[Data entries]
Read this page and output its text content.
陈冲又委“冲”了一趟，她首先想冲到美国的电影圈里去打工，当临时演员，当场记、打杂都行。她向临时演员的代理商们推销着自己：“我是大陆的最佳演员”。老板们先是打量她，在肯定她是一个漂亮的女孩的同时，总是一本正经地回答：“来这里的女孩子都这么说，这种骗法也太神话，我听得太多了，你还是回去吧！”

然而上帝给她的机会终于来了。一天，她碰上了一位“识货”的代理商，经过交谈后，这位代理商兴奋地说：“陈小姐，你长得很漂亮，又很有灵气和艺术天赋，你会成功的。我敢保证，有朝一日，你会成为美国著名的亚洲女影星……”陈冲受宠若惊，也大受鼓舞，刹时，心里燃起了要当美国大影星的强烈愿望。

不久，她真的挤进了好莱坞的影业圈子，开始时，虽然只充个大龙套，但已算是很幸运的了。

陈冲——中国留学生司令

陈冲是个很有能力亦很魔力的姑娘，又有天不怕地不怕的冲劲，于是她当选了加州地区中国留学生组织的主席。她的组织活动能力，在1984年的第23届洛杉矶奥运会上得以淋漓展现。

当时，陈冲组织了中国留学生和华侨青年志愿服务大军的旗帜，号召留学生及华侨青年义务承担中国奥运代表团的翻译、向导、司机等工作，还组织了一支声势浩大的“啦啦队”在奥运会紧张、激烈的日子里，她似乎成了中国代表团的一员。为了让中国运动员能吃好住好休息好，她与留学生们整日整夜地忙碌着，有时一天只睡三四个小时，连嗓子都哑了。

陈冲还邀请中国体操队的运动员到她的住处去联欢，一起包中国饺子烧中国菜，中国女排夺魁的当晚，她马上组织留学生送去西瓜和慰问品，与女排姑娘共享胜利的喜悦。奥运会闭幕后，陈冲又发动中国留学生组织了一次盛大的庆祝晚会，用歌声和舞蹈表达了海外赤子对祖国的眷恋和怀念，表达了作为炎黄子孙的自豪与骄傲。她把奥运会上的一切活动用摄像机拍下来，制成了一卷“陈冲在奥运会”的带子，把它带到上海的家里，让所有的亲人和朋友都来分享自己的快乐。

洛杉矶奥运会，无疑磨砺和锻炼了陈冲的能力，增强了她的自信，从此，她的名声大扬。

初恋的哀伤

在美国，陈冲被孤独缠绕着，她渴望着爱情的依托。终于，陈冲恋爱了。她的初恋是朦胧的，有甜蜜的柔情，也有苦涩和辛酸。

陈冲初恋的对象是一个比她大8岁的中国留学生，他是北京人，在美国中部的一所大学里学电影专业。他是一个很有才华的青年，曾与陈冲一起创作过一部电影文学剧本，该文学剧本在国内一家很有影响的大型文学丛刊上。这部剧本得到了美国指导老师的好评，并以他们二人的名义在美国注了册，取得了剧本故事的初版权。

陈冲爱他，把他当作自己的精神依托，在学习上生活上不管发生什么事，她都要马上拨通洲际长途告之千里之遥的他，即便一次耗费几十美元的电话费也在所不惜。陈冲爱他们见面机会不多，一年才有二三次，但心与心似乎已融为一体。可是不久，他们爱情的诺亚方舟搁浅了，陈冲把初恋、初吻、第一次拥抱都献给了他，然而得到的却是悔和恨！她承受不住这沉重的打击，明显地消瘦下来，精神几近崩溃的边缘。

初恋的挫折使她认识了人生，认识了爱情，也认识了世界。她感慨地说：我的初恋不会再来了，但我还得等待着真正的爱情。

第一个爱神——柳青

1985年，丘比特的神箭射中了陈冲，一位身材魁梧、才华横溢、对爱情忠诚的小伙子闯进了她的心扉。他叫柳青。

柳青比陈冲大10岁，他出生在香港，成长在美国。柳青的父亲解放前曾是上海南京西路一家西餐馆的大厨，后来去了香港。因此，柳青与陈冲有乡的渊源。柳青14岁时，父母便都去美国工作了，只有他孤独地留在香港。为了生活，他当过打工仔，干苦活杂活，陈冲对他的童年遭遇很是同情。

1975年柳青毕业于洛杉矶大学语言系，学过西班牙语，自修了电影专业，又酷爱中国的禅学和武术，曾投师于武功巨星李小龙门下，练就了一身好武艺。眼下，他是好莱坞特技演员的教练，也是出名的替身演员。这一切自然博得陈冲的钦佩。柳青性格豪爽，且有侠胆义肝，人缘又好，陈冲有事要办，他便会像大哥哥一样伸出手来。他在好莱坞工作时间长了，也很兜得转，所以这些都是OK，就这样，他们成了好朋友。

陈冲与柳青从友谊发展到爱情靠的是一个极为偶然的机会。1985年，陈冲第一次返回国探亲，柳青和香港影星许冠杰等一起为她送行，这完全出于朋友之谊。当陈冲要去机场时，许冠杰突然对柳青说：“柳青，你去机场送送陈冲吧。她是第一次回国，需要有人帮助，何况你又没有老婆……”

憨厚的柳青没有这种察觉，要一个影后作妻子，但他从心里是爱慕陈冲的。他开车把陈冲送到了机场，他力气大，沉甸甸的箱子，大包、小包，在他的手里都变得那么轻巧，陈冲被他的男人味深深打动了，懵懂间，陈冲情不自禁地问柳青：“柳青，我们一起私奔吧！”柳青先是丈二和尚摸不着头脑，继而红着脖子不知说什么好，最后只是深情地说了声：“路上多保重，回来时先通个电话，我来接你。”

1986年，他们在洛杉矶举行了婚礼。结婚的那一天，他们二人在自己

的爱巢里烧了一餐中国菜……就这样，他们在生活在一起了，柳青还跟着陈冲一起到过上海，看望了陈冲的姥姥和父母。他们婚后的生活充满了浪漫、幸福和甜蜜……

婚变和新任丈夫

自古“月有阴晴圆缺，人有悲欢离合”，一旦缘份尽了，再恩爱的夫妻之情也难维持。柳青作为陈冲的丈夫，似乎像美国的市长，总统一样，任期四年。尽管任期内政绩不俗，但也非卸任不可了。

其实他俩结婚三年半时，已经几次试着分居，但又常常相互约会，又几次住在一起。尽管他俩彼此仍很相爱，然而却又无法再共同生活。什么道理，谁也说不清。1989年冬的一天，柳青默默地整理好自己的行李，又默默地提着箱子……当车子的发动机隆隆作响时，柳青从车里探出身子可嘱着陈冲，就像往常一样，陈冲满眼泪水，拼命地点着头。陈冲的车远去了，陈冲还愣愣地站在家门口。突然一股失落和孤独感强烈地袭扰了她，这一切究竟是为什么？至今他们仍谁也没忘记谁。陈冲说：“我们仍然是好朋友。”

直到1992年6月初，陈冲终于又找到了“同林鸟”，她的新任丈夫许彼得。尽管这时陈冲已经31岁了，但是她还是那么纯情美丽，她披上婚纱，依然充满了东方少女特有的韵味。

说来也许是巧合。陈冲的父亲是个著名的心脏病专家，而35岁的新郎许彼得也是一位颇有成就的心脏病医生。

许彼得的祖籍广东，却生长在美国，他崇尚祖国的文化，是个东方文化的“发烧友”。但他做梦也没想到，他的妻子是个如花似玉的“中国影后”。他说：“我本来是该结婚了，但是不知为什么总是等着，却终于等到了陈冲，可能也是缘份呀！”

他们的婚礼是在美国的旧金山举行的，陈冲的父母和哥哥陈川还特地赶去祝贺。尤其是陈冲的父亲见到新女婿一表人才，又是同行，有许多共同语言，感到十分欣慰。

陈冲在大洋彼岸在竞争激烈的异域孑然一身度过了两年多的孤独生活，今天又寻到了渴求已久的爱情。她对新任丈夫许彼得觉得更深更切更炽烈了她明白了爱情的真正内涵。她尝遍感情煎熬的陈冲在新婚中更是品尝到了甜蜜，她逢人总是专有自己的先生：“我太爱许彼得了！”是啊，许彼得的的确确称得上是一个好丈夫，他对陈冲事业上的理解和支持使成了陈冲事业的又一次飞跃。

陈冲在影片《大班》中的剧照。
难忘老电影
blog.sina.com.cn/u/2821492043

> [Brief]: Every record above should be copied exactly.

> [Response]:
Read this page and output its text content.
陈冲又委“冲”了一趟，她首先想冲到美国的电影圈里去打工，当临时演员，当场记、打杂都行。她向临时演员的代理商们推销着自己：“我是大陆的最佳演员”。老板们先是打量她，在肯定她是一个漂亮的女孩的同时，总是一本正经地回答：“来这里的女孩子都这么说，这种骗法也太神话，我听得太多了，你还是回去吧！”

然而上帝给她的机会终于来了。一天，她碰上了一位“识货”的代理商，经过交谈后，这位代理商兴奋地说：“陈小姐，你长得很漂亮，又很有灵气和艺术天赋，你会成功的。我敢保证，有朝一日，你会成为美国著名的亚洲女影星……”陈冲受宠若惊，也大受鼓舞，刹时，心里燃起了要当美国大影星的强烈愿望。

不久，她真的挤进了好莱坞的影业圈子，开始时，虽然只充个大龙套，但已算是很幸运的了。

陈冲——中国留学生司令

陈冲是个很有能力亦很魔力的姑娘，又有天不怕地不怕的冲劲，于是她当选了加州地区中国留学生组织的主席。她的组织活动能力，在1984年的第23届洛杉矶奥运会上得以淋漓展现。

当时，陈冲组织了中国留学生和华侨青年志愿服务大军的旗帜，号召留学生及华侨青年义务承担中国奥运代表团的翻译、向导、司机等工作，还组织了一支声势浩大的“啦啦队”在奥运会紧张、激烈的日子里，她似乎成了中国代表团的一员。为了让中国运动员能吃好住好休息好，她与留学生们整日整夜地忙碌着，有时一天只睡三四个小时，连嗓子都哑了。

陈冲还邀请中国体操队的运动员到她的住处去联欢，一起包中国饺子烧中国菜，中国女排夺魁的当晚，她马上组织留学生送去西瓜和慰问品，与女排姑娘共享胜利的喜悦。奥运会闭幕后，陈冲又发动中国留学生组织了一次盛大的庆祝晚会，用歌声和舞蹈表达了海外赤子对祖国的眷恋和怀念，表达了作为炎黄子孙的自豪与骄傲。她把奥运会上的一切活动用摄像机拍下来，制成了一卷“陈冲在奥运会”的带子，把它带到上海的家里，让所有的亲人和朋友都来分享自己的快乐。

洛杉矶奥运会，无疑磨砺和锻炼了陈冲的能力，增强了她的自信，从此，她的名声大扬。

初恋的哀伤

在美国，陈冲被孤独缠绕着，她渴望着爱情的依托。终于，陈冲恋爱了。她的初恋是朦胧的，有甜蜜的柔情，也有苦涩和辛酸。

陈冲初恋的对象是一个比她大8岁的中国留学生，他是北京人，在美国中部的一所大学里学电影专业。他是一个很有才华的青年，曾与陈冲一起创作过一部电影文学剧本，该文学剧本在国内一家很有影响的大型文学丛刊上。这部剧本得到了美国指导老师的好评，并以他们二人的名义在美国注了册，取得了剧本故事的初版权。

陈冲爱他，把他当作自己的精神依托，在学习上生活上不管发生什么事，她都要马上拨通洲际长途告之千里之遥的他，即便一次耗费几十美元的电话费也在所不惜。陈冲爱他们见面机会不多，一年才有二三次，但心与心似乎已融为一体。可是不久，他们爱情的诺亚方舟搁浅了，陈冲把初恋、初吻、第一次拥抱都献给了他，然而得到的却是悔和恨！她承受不住这沉重的打击，明显地消瘦下来，精神几近崩溃的边缘。

初恋的挫折使她认识了人生，认识了爱情，也认识了世界。她感慨地说：我的初恋不会再来了，但我还得等待着真正的爱情。

第一个爱神——柳青

1985年，丘比特的神箭射中了陈冲，一位身材魁梧、才华横溢、对爱情忠诚的小伙子闯进了她的心扉。他叫柳青。

柳青比陈冲大10岁，他出生在香港，成长在美国。柳青的父亲解放前曾是上海南京西路一家西餐馆的大厨，后来去了香港。因此，柳青与陈冲有乡的渊源。柳青14岁时，父母便都去美国工作了，只有他孤独地留在香港。为了生活，他当过打工仔，干苦活杂活，陈冲对他的童年遭遇很是同情。

1975年柳青毕业于洛杉矶大学语言系，学过西班牙语，自修了电影专业，又酷爱中国的禅学和武术，曾投师于武功巨星李小龙门下，练就了一身好武艺。眼下，他是好莱坞特技演员的教练，也是出名的替身演员。这一切自然博得陈冲的钦佩。柳青性格豪爽，且有侠胆义肝，人缘又好，陈冲有事要办，他便会像大哥哥一样伸出手来。他在好莱坞工作时间长了，也很兜得转，所以这些都是OK，就这样，他们成了好朋友。

陈冲与柳青从友谊发展到爱情靠的是一个极为偶然的机会。1985年，陈冲第一次返回国探亲，柳青和香港影星许冠杰等一起为她送行，这完全出于朋友之谊。当陈冲要去机场时，许冠杰突然对柳青说：“柳青，你去机场送送陈冲吧。她是第一次回国，需要有人帮助，何况你又没有老婆……”

憨厚的柳青没有这种察觉，要一个影后作妻子，但他从心里是爱慕陈冲的。他开车把陈冲送到了机场，他力气大，沉甸甸的箱子，大包、小包，在他的手里都变得那么轻巧，陈冲被他的男人味深深打动了，懵懂间，陈冲情不自禁地问柳青：“柳青，我们一起私奔吧！”柳青先是丈二和尚摸不着头脑，继而红着脖子不知说什么好，最后只是深情地说了声：“路上多保重，回来时先通个电话，我来接你。”

1986年，他们在洛杉矶举行了婚礼。结婚的那一天，他们二人在自己

的爱巢里烧了一餐中国菜……就这样，他们在生活在一起了，柳青还跟着陈冲一起到过上海，看望了陈冲的姥姥和父母。他们婚后的生活充满了浪漫、幸福和甜蜜……

婚变和新任丈夫

自古“月有阴晴圆缺，人有悲欢离合”，一旦缘份尽了，再恩爱的夫妻之情也难维持。柳青作为陈冲的丈夫，似乎像美国的市长，总统一样，任期四年。尽管任期内政绩不俗，但也非卸任不可了。

其实他俩结婚三年半时，已经几次试着分居，但又常常相互约会，又几次住在一起。尽管他俩彼此仍很相爱，然而却又无法再共同生活。什么道理，谁也说不清。1989年冬的一天，柳青默默地整理好自己的行李，又默默地提着箱子……当车子的发动机隆隆作响时，柳青从车里探出身子可嘱着陈冲，就像往常一样，陈冲满眼泪水，拼命地点着头。陈冲的车远去了，陈冲还愣愣地站在家门口。突然一股失落和孤独感强烈地袭扰了她，这一切究竟是为什么？至今他们仍谁也没忘记谁。陈冲说：“我们仍然是好朋友。”

直到1992年6月初，陈冲终于又找到了“同林鸟”，她的新任丈夫许彼得。尽管这时陈冲已经31岁了，但是她还是那么纯情美丽，她披上婚纱，依然充满了东方少女特有的韵味。

说来也许是巧合。陈冲的父亲是个著名的心脏病专家，而35岁的新郎许彼得也是一位颇有成就的心脏病医生。

许彼得的祖籍广东，却生长在美国，他崇尚祖国的文化，是个东方文化的“发烧友”。但他做梦也没想到，他的妻子是个如花似玉的“中国影后”。他说：“我本来是该结婚了，但是不知为什么总是等着，却终于等到了陈冲，可能也是缘份呀！”

他们的婚礼是在美国的旧金山举行的，陈冲的父母和哥哥陈川还特地赶去祝贺。尤其是陈冲的父亲见到新女婿一表人才，又是同行，有许多共同语言，感到十分欣慰。

陈冲在大洋彼岸在竞争激烈的异域孑然一身度过了两年多的孤独生活，今天又寻到了渴求已久的爱情。她对新任丈夫许彼得觉得更深更切更炽烈了她明白了爱情的真正内涵。她尝遍感情煎熬的陈冲在新婚中更是品尝到了甜蜜，她逢人总是专有自己的先生：“我太爱许彼得了！”是啊，许彼得的的确确称得上是一个好丈夫，他对陈冲事业上的理解和支持使成了陈冲事业的又一次飞跃。

陈冲在影片《大班》中的剧照。
难忘老电影
blog.sina.com.cn/u/2821492043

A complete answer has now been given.